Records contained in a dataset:
►

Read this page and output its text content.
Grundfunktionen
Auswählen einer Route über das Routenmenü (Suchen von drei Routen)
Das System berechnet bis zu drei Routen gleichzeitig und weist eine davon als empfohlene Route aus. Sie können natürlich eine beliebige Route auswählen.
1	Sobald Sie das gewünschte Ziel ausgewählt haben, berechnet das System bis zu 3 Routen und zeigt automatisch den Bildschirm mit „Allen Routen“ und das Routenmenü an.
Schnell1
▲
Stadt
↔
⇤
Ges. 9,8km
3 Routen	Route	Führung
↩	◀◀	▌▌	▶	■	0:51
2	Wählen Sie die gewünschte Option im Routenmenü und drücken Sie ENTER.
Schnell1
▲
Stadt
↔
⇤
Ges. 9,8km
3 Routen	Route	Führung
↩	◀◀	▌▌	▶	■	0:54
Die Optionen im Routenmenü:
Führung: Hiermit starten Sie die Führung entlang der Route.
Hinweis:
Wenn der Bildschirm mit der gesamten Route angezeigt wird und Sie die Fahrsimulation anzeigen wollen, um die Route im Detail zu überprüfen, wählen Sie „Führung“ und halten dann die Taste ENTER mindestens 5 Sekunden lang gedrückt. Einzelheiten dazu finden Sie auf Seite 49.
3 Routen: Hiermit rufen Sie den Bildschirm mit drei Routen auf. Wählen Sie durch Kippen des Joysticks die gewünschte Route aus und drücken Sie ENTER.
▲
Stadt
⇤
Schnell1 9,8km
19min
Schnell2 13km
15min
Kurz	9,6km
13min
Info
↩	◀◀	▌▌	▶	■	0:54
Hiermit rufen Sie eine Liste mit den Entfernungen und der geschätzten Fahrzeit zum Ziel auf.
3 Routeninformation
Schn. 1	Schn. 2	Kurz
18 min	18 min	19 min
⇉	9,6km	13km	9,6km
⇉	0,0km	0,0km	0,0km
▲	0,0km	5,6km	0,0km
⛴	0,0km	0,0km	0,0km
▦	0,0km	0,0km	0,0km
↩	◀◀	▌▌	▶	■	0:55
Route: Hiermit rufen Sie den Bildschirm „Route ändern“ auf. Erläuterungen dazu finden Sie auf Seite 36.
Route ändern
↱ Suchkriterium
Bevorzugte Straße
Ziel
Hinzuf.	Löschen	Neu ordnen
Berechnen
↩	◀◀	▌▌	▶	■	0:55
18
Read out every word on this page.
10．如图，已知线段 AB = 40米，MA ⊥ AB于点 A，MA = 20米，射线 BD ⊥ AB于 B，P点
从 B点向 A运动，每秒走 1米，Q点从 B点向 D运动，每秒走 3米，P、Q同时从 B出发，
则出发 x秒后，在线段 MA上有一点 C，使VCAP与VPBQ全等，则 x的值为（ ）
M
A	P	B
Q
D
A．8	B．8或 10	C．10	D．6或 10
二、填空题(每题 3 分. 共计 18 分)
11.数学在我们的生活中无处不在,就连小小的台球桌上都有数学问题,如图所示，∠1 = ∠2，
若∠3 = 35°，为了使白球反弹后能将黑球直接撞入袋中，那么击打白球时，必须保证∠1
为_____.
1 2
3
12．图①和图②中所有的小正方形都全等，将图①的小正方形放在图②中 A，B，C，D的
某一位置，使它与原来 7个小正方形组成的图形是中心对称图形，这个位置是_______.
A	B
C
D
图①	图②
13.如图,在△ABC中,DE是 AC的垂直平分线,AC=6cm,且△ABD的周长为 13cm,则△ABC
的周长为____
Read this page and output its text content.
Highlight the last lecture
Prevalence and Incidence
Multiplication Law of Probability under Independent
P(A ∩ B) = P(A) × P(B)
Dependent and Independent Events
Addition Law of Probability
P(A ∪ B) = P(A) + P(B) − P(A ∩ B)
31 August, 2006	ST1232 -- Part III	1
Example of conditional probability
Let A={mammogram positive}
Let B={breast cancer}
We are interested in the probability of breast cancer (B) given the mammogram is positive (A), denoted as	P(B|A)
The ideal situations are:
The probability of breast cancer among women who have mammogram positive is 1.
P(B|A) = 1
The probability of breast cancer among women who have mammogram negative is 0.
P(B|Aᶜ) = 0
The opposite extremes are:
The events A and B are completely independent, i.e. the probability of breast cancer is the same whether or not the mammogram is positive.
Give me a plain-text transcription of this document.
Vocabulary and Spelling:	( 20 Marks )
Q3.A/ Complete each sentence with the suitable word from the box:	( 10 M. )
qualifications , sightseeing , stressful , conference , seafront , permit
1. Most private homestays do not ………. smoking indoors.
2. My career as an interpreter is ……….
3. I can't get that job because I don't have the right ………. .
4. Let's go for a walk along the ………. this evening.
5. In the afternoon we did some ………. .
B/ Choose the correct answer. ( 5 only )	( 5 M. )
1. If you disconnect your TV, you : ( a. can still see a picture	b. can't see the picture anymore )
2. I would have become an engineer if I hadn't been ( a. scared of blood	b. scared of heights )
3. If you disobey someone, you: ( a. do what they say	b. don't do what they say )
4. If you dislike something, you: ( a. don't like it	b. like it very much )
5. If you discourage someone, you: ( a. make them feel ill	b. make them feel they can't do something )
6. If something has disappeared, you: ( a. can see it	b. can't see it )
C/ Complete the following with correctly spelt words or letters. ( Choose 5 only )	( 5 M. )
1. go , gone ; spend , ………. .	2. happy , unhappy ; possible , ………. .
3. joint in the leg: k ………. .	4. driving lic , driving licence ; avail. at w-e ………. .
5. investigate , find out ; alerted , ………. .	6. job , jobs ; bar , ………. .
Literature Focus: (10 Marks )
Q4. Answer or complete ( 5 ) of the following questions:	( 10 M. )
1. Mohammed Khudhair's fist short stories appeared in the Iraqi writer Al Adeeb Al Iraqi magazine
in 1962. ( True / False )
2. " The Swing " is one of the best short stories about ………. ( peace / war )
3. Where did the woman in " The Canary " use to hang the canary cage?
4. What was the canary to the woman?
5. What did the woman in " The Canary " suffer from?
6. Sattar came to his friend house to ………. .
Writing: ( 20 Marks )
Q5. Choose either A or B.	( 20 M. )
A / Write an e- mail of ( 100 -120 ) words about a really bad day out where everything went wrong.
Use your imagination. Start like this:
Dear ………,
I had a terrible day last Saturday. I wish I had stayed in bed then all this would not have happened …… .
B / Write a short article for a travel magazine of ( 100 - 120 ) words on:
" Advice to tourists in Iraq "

◄

All of the entries need to be reproduced exactly; please write them out.

▶ In response
Read this page and output its text content.
Grundfunktionen
Auswählen einer Route über das Routenmenü (Suchen von drei Routen)
Das System berechnet bis zu drei Routen gleichzeitig und weist eine davon als empfohlene Route aus. Sie können natürlich eine beliebige Route auswählen.
1	Sobald Sie das gewünschte Ziel ausgewählt haben, berechnet das System bis zu 3 Routen und zeigt automatisch den Bildschirm mit „Allen Routen“ und das Routenmenü an.
Schnell1
▲
Stadt
↔
⇤
Ges. 9,8km
3 Routen	Route	Führung
↩	◀◀	▌▌	▶	■	0:51
2	Wählen Sie die gewünschte Option im Routenmenü und drücken Sie ENTER.
Schnell1
▲
Stadt
↔
⇤
Ges. 9,8km
3 Routen	Route	Führung
↩	◀◀	▌▌	▶	■	0:54
Die Optionen im Routenmenü:
Führung: Hiermit starten Sie die Führung entlang der Route.
Hinweis:
Wenn der Bildschirm mit der gesamten Route angezeigt wird und Sie die Fahrsimulation anzeigen wollen, um die Route im Detail zu überprüfen, wählen Sie „Führung“ und halten dann die Taste ENTER mindestens 5 Sekunden lang gedrückt. Einzelheiten dazu finden Sie auf Seite 49.
3 Routen: Hiermit rufen Sie den Bildschirm mit drei Routen auf. Wählen Sie durch Kippen des Joysticks die gewünschte Route aus und drücken Sie ENTER.
▲
Stadt
⇤
Schnell1 9,8km
19min
Schnell2 13km
15min
Kurz	9,6km
13min
Info
↩	◀◀	▌▌	▶	■	0:54
Hiermit rufen Sie eine Liste mit den Entfernungen und der geschätzten Fahrzeit zum Ziel auf.
3 Routeninformation
Schn. 1	Schn. 2	Kurz
18 min	18 min	19 min
⇉	9,6km	13km	9,6km
⇉	0,0km	0,0km	0,0km
▲	0,0km	5,6km	0,0km
⛴	0,0km	0,0km	0,0km
▦	0,0km	0,0km	0,0km
↩	◀◀	▌▌	▶	■	0:55
Route: Hiermit rufen Sie den Bildschirm „Route ändern“ auf. Erläuterungen dazu finden Sie auf Seite 36.
Route ändern
↱ Suchkriterium
Bevorzugte Straße
Ziel
Hinzuf.	Löschen	Neu ordnen
Berechnen
↩	◀◀	▌▌	▶	■	0:55
18
Read out every word on this page.
10．如图，已知线段 AB = 40米，MA ⊥ AB于点 A，MA = 20米，射线 BD ⊥ AB于 B，P点
从 B点向 A运动，每秒走 1米，Q点从 B点向 D运动，每秒走 3米，P、Q同时从 B出发，
则出发 x秒后，在线段 MA上有一点 C，使VCAP与VPBQ全等，则 x的值为（ ）
M
A	P	B
Q
D
A．8	B．8或 10	C．10	D．6或 10
二、填空题(每题 3 分. 共计 18 分)
11.数学在我们的生活中无处不在,就连小小的台球桌上都有数学问题,如图所示，∠1 = ∠2，
若∠3 = 35°，为了使白球反弹后能将黑球直接撞入袋中，那么击打白球时，必须保证∠1
为_____.
1 2
3
12．图①和图②中所有的小正方形都全等，将图①的小正方形放在图②中 A，B，C，D的
某一位置，使它与原来 7个小正方形组成的图形是中心对称图形，这个位置是_______.
A	B
C
D
图①	图②
13.如图,在△ABC中,DE是 AC的垂直平分线,AC=6cm,且△ABD的周长为 13cm,则△ABC
的周长为____
Read this page and output its text content.
Highlight the last lecture
Prevalence and Incidence
Multiplication Law of Probability under Independent
P(A ∩ B) = P(A) × P(B)
Dependent and Independent Events
Addition Law of Probability
P(A ∪ B) = P(A) + P(B) − P(A ∩ B)
31 August, 2006	ST1232 -- Part III	1
Example of conditional probability
Let A={mammogram positive}
Let B={breast cancer}
We are interested in the probability of breast cancer (B) given the mammogram is positive (A), denoted as	P(B|A)
The ideal situations are:
The probability of breast cancer among women who have mammogram positive is 1.
P(B|A) = 1
The probability of breast cancer among women who have mammogram negative is 0.
P(B|Aᶜ) = 0
The opposite extremes are:
The events A and B are completely independent, i.e. the probability of breast cancer is the same whether or not the mammogram is positive.
Give me a plain-text transcription of this document.
Vocabulary and Spelling:	( 20 Marks )
Q3.A/ Complete each sentence with the suitable word from the box:	( 10 M. )
qualifications , sightseeing , stressful , conference , seafront , permit
1. Most private homestays do not ………. smoking indoors.
2. My career as an interpreter is ……….
3. I can't get that job because I don't have the right ………. .
4. Let's go for a walk along the ………. this evening.
5. In the afternoon we did some ………. .
B/ Choose the correct answer. ( 5 only )	( 5 M. )
1. If you disconnect your TV, you : ( a. can still see a picture	b. can't see the picture anymore )
2. I would have become an engineer if I hadn't been ( a. scared of blood	b. scared of heights )
3. If you disobey someone, you: ( a. do what they say	b. don't do what they say )
4. If you dislike something, you: ( a. don't like it	b. like it very much )
5. If you discourage someone, you: ( a. make them feel ill	b. make them feel they can't do something )
6. If something has disappeared, you: ( a. can see it	b. can't see it )
C/ Complete the following with correctly spelt words or letters. ( Choose 5 only )	( 5 M. )
1. go , gone ; spend , ………. .	2. happy , unhappy ; possible , ………. .
3. joint in the leg: k ………. .	4. driving lic , driving licence ; avail. at w-e ………. .
5. investigate , find out ; alerted , ………. .	6. job , jobs ; bar , ………. .
Literature Focus: (10 Marks )
Q4. Answer or complete ( 5 ) of the following questions:	( 10 M. )
1. Mohammed Khudhair's fist short stories appeared in the Iraqi writer Al Adeeb Al Iraqi magazine
in 1962. ( True / False )
2. " The Swing " is one of the best short stories about ………. ( peace / war )
3. Where did the woman in " The Canary " use to hang the canary cage?
4. What was the canary to the woman?
5. What did the woman in " The Canary " suffer from?
6. Sattar came to his friend house to ………. .
Writing: ( 20 Marks )
Q5. Choose either A or B.	( 20 M. )
A / Write an e- mail of ( 100 -120 ) words about a really bad day out where everything went wrong.
Use your imagination. Start like this:
Dear ………,
I had a terrible day last Saturday. I wish I had stayed in bed then all this would not have happened …… .
B / Write a short article for a travel magazine of ( 100 - 120 ) words on:
" Advice to tourists in Iraq "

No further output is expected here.